PROBLEM TO WORK ON. Reproduce every line, starting at the one that contains "Extract the structured" and ending at the last line of the data, exactly as it stands; pictures are omitted.

[Extracts from a graphics dataset]
· · · · ·

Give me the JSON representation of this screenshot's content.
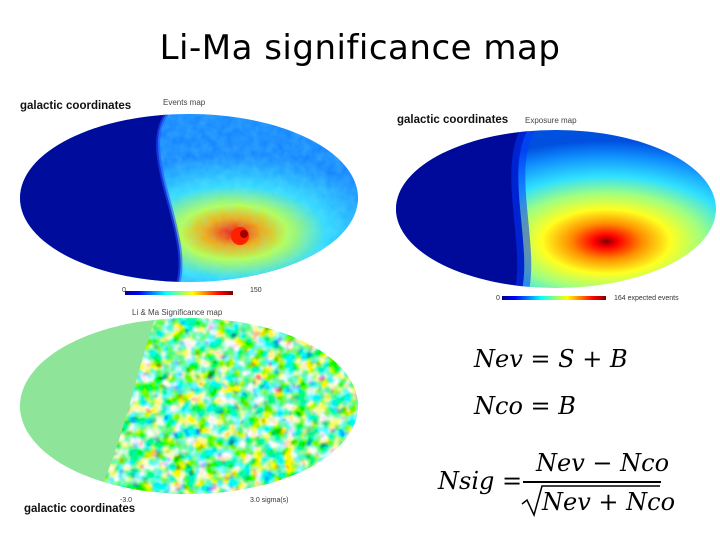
{
  "title": "Li-Ma significance map",
  "events_panel": {
    "coord_label": "galactic coordinates",
    "map_label": "Events map",
    "scale_min": "0",
    "scale_max": "150"
  },
  "exposure_panel": {
    "coord_label": "galactic coordinates",
    "map_label": "Exposure map",
    "scale_min": "0",
    "scale_max": "164 expected events"
  },
  "significance_panel": {
    "coord_label": "galactic coordinates",
    "map_label": "Li & Ma Significance map",
    "scale_min": "-3.0",
    "scale_max": "3.0 sigma(s)"
  },
  "formulas": {
    "nev": "Nev = S + B",
    "nco": "Nco = B",
    "nsig_lhs": "Nsig =",
    "nsig_num": "Nev − Nco",
    "nsig_den": "Nev + Nco"
  },
  "colors": {
    "deep_blue": "#00008f",
    "masked_green": "#8ee59a",
    "hot_red": "#d40000"
  }
}
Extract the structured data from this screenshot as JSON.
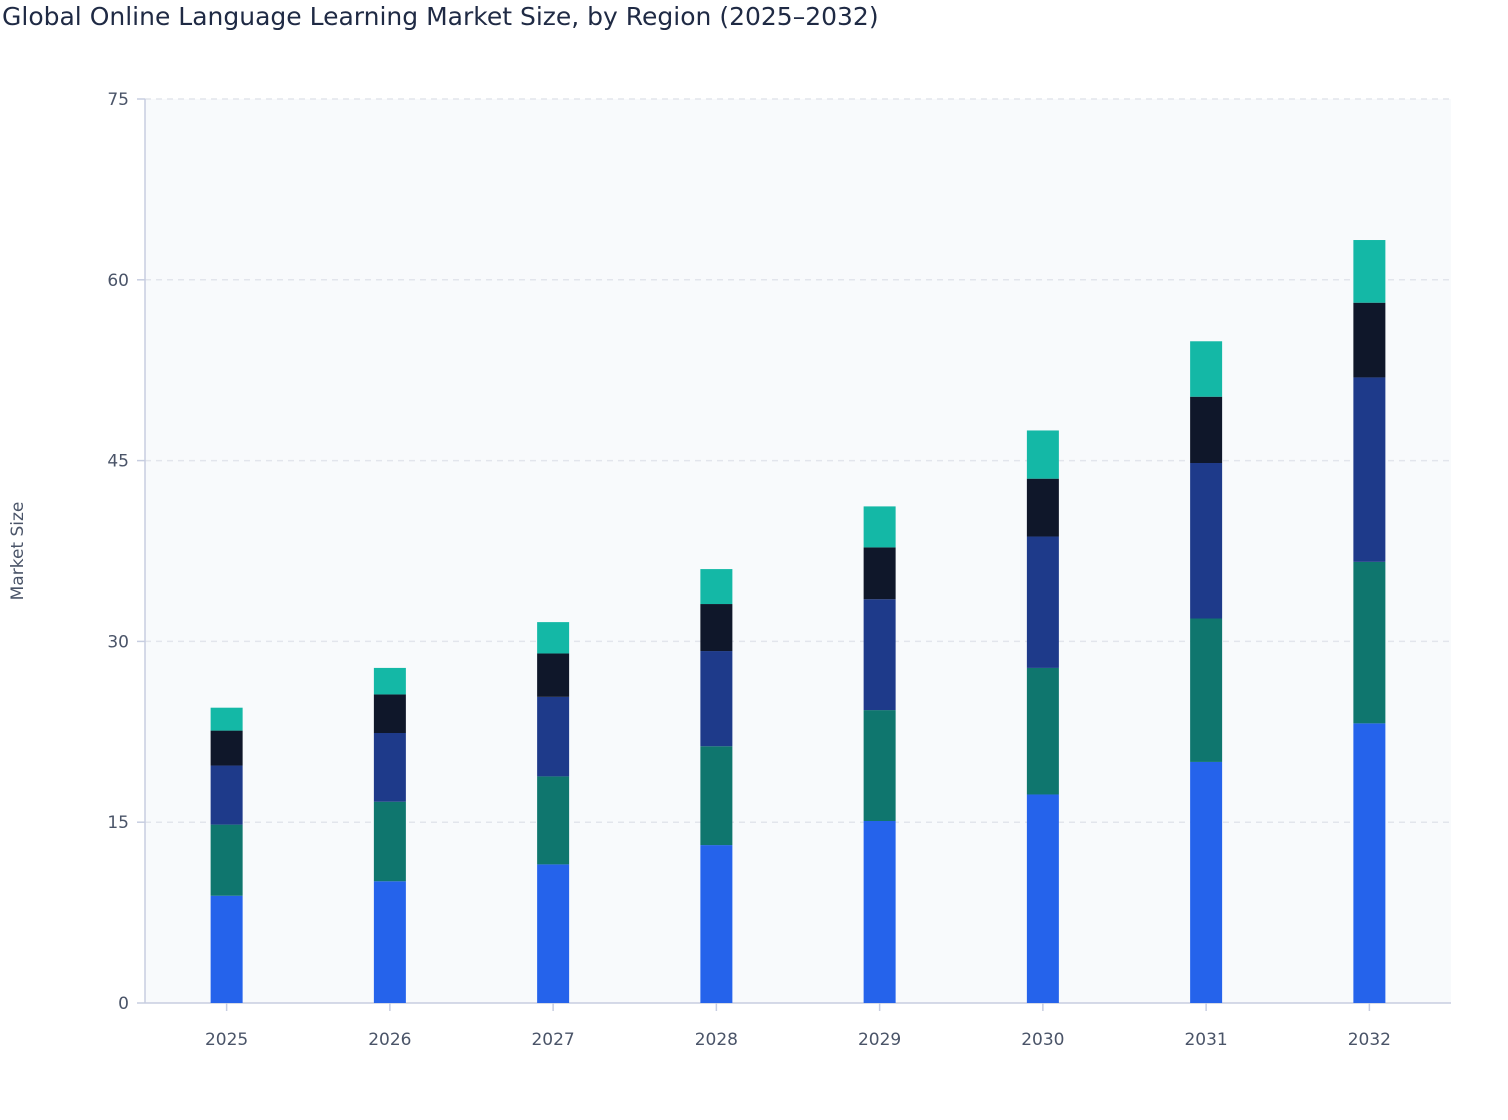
{
  "chart_data": {
    "type": "bar",
    "stacked": true,
    "title": "Global Online Language Learning Market Size, by Region (2025–2032)",
    "xlabel": "",
    "ylabel": "Market Size",
    "ylim": [
      0,
      75
    ],
    "yticks": [
      0,
      15,
      30,
      45,
      60,
      75
    ],
    "grid": true,
    "legend": "none",
    "categories": [
      "2025",
      "2026",
      "2027",
      "2028",
      "2029",
      "2030",
      "2031",
      "2032"
    ],
    "series": [
      {
        "color": "#2563eb",
        "values": [
          8.9,
          10.1,
          11.5,
          13.1,
          15.1,
          17.3,
          20.0,
          23.2
        ]
      },
      {
        "color": "#0f766e",
        "values": [
          5.9,
          6.6,
          7.3,
          8.2,
          9.2,
          10.5,
          11.9,
          13.4
        ]
      },
      {
        "color": "#1e3a8a",
        "values": [
          4.9,
          5.7,
          6.6,
          7.9,
          9.2,
          10.9,
          12.9,
          15.3
        ]
      },
      {
        "color": "#0f172a",
        "values": [
          2.9,
          3.2,
          3.6,
          3.9,
          4.3,
          4.8,
          5.5,
          6.2
        ]
      },
      {
        "color": "#14b8a6",
        "values": [
          1.9,
          2.2,
          2.6,
          2.9,
          3.4,
          4.0,
          4.6,
          5.2
        ]
      }
    ]
  }
}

· · · · ·

COMPLETE RESPONSE.
Extract the structured data from this screenshot as JSON.
{
  "chart_data": {
    "type": "bar",
    "stacked": true,
    "title": "Global Online Language Learning Market Size, by Region (2025–2032)",
    "xlabel": "",
    "ylabel": "Market Size",
    "ylim": [
      0,
      75
    ],
    "yticks": [
      0,
      15,
      30,
      45,
      60,
      75
    ],
    "grid": true,
    "legend": "none",
    "categories": [
      "2025",
      "2026",
      "2027",
      "2028",
      "2029",
      "2030",
      "2031",
      "2032"
    ],
    "series": [
      {
        "color": "#2563eb",
        "values": [
          8.9,
          10.1,
          11.5,
          13.1,
          15.1,
          17.3,
          20.0,
          23.2
        ]
      },
      {
        "color": "#0f766e",
        "values": [
          5.9,
          6.6,
          7.3,
          8.2,
          9.2,
          10.5,
          11.9,
          13.4
        ]
      },
      {
        "color": "#1e3a8a",
        "values": [
          4.9,
          5.7,
          6.6,
          7.9,
          9.2,
          10.9,
          12.9,
          15.3
        ]
      },
      {
        "color": "#0f172a",
        "values": [
          2.9,
          3.2,
          3.6,
          3.9,
          4.3,
          4.8,
          5.5,
          6.2
        ]
      },
      {
        "color": "#14b8a6",
        "values": [
          1.9,
          2.2,
          2.6,
          2.9,
          3.4,
          4.0,
          4.6,
          5.2
        ]
      }
    ]
  }
}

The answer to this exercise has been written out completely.